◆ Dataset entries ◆
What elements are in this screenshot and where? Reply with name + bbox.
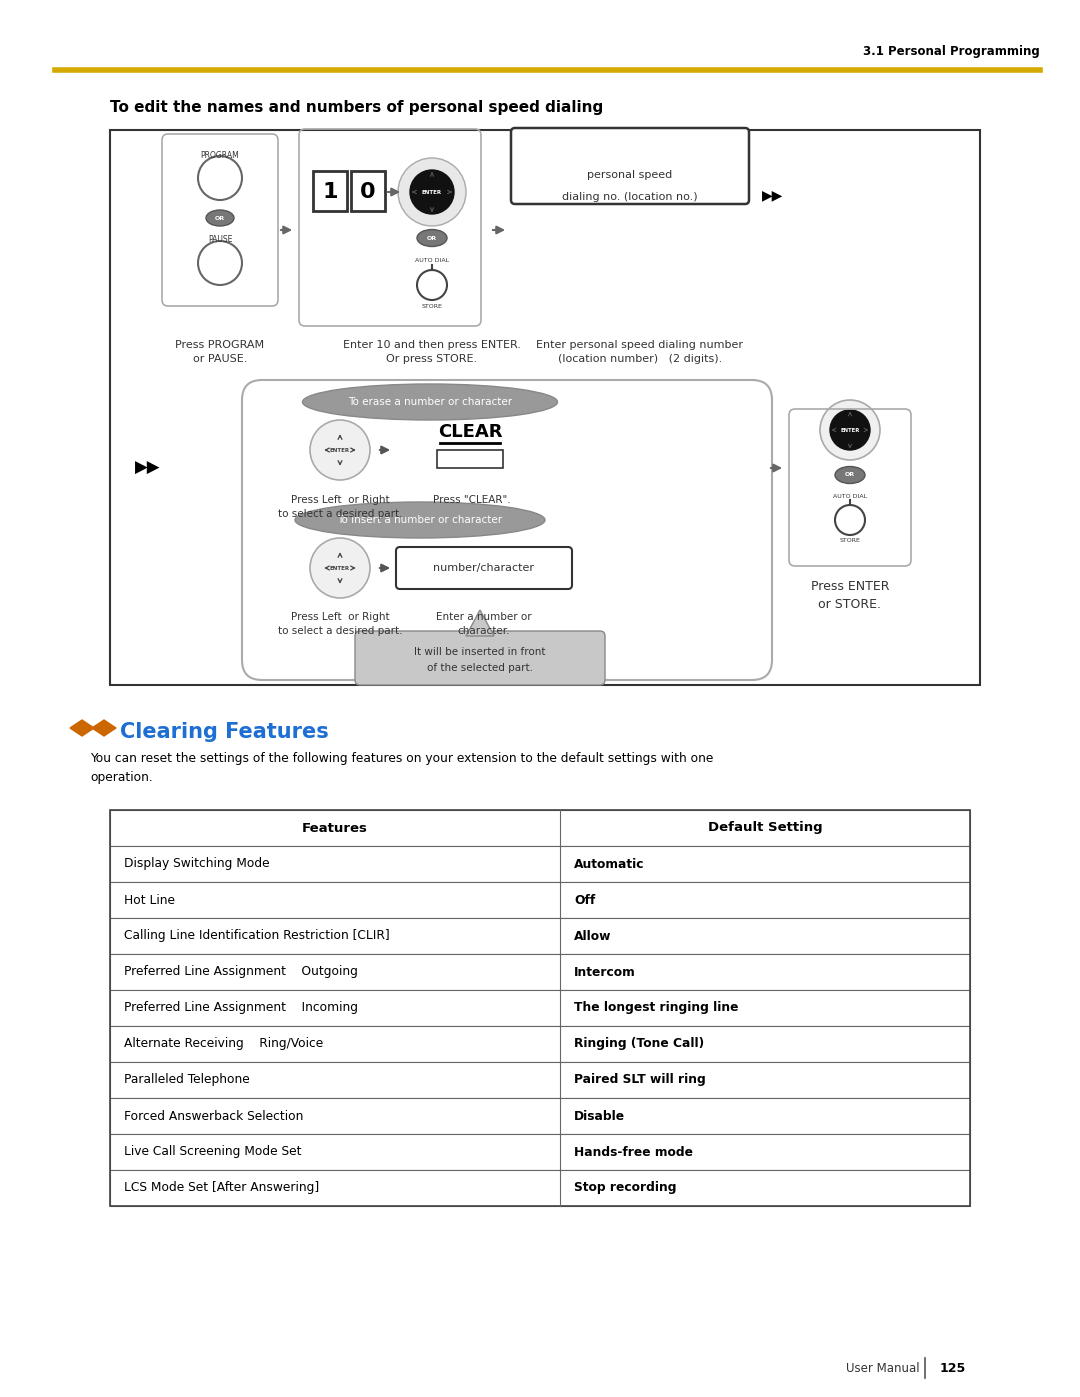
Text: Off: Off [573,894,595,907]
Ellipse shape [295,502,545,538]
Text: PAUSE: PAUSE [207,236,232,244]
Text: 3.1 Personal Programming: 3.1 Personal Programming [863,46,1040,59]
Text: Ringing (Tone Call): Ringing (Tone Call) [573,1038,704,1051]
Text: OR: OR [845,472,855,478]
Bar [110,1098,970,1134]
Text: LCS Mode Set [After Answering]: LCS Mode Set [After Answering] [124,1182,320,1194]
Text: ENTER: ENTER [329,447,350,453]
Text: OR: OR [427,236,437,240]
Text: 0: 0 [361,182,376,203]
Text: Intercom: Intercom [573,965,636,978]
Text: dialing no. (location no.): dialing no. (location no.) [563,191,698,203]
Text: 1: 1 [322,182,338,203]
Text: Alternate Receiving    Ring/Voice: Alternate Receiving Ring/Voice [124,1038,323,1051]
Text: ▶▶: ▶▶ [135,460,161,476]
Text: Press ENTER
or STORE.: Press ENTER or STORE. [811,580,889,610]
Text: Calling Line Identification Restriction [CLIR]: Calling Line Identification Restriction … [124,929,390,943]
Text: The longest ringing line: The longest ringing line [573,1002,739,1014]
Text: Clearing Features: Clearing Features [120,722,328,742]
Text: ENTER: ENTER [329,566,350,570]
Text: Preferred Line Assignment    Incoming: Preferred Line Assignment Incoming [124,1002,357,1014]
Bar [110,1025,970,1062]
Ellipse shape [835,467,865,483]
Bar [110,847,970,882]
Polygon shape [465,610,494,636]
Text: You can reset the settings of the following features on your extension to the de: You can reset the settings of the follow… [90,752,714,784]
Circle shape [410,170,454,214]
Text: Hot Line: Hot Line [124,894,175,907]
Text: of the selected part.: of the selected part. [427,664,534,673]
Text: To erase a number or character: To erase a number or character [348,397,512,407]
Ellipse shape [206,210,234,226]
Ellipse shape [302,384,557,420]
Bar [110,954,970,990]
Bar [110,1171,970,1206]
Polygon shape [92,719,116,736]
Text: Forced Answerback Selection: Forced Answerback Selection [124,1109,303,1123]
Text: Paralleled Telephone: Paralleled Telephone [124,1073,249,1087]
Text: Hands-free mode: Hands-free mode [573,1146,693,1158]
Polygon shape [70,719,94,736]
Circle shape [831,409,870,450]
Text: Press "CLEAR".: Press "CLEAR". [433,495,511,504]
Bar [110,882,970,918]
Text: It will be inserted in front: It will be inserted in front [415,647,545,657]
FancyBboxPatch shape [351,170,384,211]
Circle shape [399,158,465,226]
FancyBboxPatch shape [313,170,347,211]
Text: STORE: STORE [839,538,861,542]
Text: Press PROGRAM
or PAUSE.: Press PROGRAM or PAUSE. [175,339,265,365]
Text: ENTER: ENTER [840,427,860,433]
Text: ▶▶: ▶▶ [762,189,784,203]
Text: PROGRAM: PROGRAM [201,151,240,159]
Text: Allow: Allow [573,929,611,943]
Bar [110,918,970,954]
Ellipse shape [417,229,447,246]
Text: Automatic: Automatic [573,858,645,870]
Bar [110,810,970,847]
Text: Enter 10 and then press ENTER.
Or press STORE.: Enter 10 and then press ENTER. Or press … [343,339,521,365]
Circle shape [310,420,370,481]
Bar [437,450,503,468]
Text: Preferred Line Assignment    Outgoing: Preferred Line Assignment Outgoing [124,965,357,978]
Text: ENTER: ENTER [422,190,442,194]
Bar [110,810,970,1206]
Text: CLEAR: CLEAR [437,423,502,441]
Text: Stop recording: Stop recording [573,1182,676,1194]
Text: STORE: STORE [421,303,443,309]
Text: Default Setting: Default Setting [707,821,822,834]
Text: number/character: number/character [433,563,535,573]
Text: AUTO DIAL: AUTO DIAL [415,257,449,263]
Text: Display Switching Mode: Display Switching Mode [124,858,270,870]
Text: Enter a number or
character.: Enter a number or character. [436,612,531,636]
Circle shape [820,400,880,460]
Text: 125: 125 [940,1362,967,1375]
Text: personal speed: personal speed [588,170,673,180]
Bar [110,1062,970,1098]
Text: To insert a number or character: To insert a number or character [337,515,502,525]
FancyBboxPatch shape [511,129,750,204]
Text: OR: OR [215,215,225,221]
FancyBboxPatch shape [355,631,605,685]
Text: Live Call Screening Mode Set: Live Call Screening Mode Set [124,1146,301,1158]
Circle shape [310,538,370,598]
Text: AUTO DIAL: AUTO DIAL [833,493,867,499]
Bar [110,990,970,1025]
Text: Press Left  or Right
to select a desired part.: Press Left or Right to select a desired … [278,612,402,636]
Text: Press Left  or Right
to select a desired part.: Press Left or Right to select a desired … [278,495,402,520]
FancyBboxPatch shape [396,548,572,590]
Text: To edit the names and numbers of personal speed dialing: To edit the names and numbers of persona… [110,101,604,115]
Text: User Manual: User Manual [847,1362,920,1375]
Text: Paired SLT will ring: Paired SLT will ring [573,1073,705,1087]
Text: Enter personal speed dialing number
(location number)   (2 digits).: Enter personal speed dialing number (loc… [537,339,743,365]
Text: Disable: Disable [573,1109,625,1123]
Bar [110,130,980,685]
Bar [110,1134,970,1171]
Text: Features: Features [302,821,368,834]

--

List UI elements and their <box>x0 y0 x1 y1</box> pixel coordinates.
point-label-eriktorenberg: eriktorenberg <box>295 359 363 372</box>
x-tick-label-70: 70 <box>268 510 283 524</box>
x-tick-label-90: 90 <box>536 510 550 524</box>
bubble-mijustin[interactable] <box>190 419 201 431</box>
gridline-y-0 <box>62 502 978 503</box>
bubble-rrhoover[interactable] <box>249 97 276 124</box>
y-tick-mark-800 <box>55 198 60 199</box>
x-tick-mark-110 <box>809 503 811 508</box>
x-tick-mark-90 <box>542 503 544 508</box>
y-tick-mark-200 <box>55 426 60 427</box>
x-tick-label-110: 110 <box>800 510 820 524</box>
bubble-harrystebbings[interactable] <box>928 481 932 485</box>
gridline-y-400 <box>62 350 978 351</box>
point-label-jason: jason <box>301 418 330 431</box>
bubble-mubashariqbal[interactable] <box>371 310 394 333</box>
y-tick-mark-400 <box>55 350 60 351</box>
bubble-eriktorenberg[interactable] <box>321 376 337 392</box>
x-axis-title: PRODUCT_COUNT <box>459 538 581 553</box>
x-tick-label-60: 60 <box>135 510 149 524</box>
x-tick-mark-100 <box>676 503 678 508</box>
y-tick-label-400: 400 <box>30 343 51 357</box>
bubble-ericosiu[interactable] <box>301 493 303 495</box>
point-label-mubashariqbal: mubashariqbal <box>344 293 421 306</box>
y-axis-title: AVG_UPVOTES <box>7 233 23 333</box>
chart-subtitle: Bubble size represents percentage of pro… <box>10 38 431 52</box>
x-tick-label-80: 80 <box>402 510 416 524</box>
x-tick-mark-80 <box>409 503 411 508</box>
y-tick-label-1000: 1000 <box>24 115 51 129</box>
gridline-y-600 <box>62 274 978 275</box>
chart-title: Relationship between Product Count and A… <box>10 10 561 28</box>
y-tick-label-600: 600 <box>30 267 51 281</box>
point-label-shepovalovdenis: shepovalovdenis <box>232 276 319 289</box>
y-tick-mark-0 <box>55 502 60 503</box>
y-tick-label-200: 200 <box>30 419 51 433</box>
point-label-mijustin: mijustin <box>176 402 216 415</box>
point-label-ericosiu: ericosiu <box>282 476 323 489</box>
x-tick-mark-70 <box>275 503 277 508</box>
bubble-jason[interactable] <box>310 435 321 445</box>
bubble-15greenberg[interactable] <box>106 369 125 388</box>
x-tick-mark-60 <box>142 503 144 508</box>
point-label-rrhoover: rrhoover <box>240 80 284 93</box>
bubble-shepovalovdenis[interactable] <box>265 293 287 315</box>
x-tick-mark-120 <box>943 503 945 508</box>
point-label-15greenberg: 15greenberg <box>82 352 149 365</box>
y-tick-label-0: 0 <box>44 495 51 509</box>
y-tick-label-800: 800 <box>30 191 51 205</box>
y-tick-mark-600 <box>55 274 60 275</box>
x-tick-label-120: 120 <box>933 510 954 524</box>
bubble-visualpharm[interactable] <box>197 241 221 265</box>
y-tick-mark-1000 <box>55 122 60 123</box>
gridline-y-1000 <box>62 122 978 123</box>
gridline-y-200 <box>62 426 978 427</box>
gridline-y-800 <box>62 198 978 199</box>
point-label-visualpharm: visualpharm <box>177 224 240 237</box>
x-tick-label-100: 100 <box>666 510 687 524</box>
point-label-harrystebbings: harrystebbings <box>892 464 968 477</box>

==

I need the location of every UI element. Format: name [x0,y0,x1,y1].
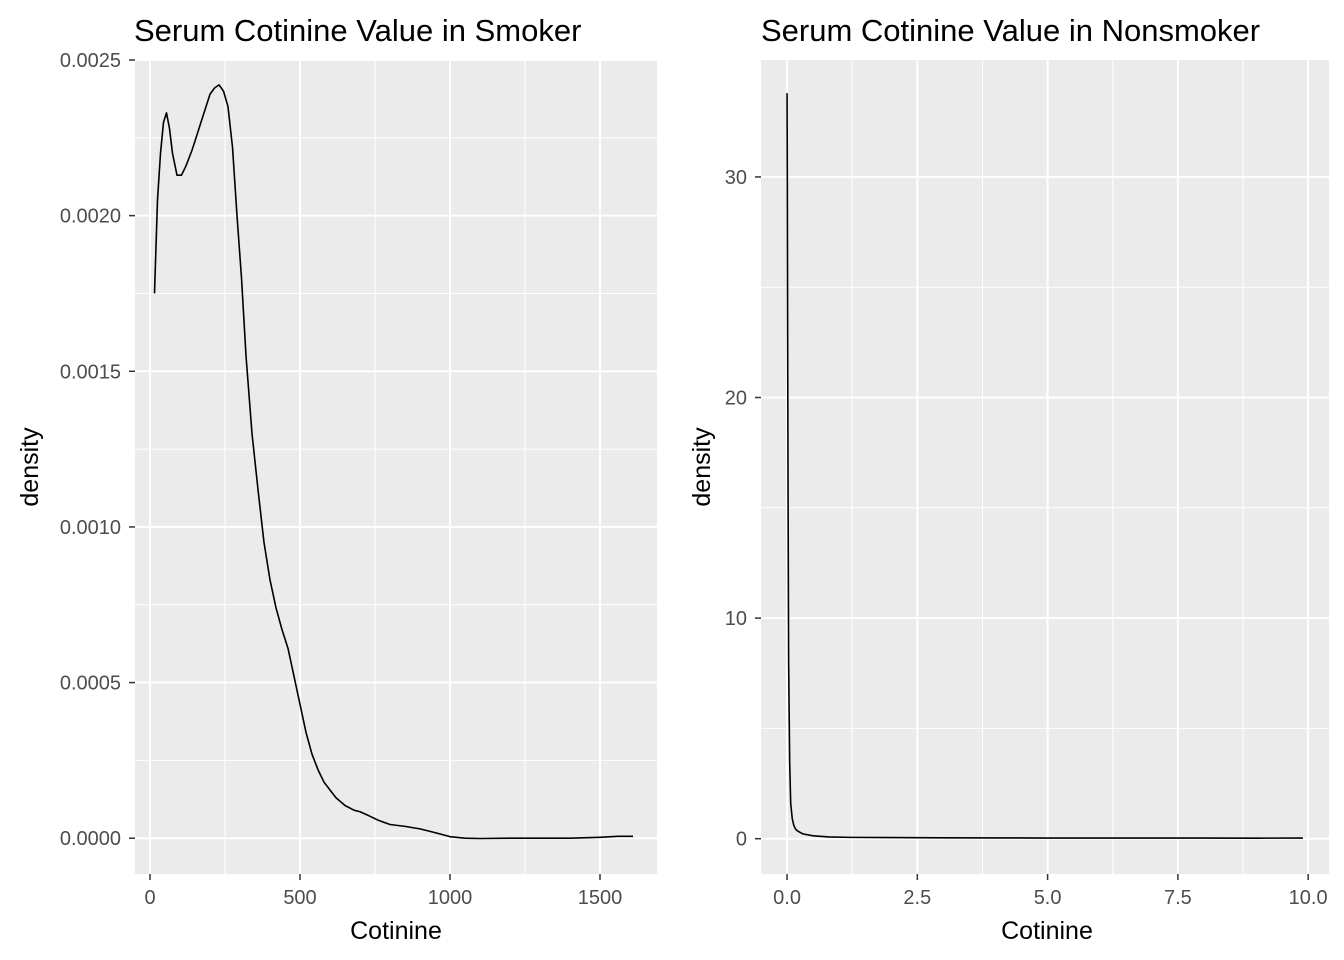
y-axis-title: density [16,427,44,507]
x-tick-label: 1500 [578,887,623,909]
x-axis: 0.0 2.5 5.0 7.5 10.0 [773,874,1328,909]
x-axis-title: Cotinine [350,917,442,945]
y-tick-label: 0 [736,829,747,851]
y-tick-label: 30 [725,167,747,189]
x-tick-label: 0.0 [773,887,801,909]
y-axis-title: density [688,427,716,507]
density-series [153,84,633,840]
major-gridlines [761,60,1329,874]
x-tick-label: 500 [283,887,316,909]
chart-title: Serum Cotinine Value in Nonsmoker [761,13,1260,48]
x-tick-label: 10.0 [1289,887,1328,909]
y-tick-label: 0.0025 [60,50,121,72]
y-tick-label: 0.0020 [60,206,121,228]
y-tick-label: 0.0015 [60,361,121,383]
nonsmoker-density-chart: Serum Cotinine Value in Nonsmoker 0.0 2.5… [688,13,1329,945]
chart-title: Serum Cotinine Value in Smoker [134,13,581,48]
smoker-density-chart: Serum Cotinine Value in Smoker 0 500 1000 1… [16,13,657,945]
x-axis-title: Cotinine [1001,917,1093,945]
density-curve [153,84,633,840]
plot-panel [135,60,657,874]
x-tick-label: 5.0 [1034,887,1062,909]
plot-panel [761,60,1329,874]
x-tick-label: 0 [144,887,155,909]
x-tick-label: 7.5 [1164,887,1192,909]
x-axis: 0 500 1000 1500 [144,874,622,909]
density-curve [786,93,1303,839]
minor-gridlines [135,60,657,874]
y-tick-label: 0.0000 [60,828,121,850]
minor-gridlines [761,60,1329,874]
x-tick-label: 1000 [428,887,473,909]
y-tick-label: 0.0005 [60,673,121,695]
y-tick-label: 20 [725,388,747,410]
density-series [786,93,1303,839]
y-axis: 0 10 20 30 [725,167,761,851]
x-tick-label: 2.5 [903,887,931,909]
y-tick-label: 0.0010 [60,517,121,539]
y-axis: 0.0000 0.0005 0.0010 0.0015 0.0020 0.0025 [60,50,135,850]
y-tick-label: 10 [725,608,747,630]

◆ Aim ◆
Rewrite the data lines starting at the one that contains "List UI elements" and ending at the one that contains "point-label-jason: jason <box>301" as a Markdown table with the columns n and Line, one row per line, skipping blank lines.

◆ Reply to the exercise ◆
| n | Line |
|---|---|
| 1 | List UI elements and their <box>x0 y0 x1 y1</box> pixel coordinates. |
| 2 | point-label-eriktorenberg: eriktorenberg <box>295 359 363 372</box> |
| 3 | x-tick-label-70: 70 <box>268 510 283 524</box> |
| 4 | x-tick-label-90: 90 <box>536 510 550 524</box> |
| 5 | bubble-mijustin[interactable] <box>190 419 201 431</box> |
| 6 | gridline-y-0 <box>62 502 978 503</box> |
| 7 | bubble-rrhoover[interactable] <box>249 97 276 124</box> |
| 8 | y-tick-mark-800 <box>55 198 60 199</box> |
| 9 | x-tick-mark-110 <box>809 503 811 508</box> |
| 10 | x-tick-mark-90 <box>542 503 544 508</box> |
| 11 | y-tick-mark-200 <box>55 426 60 427</box> |
| 12 | x-tick-label-110: 110 <box>800 510 820 524</box> |
| 13 | bubble-harrystebbings[interactable] <box>928 481 932 485</box> |
| 14 | gridline-y-400 <box>62 350 978 351</box> |
| 15 | point-label-jason: jason <box>301 418 330 431</box> |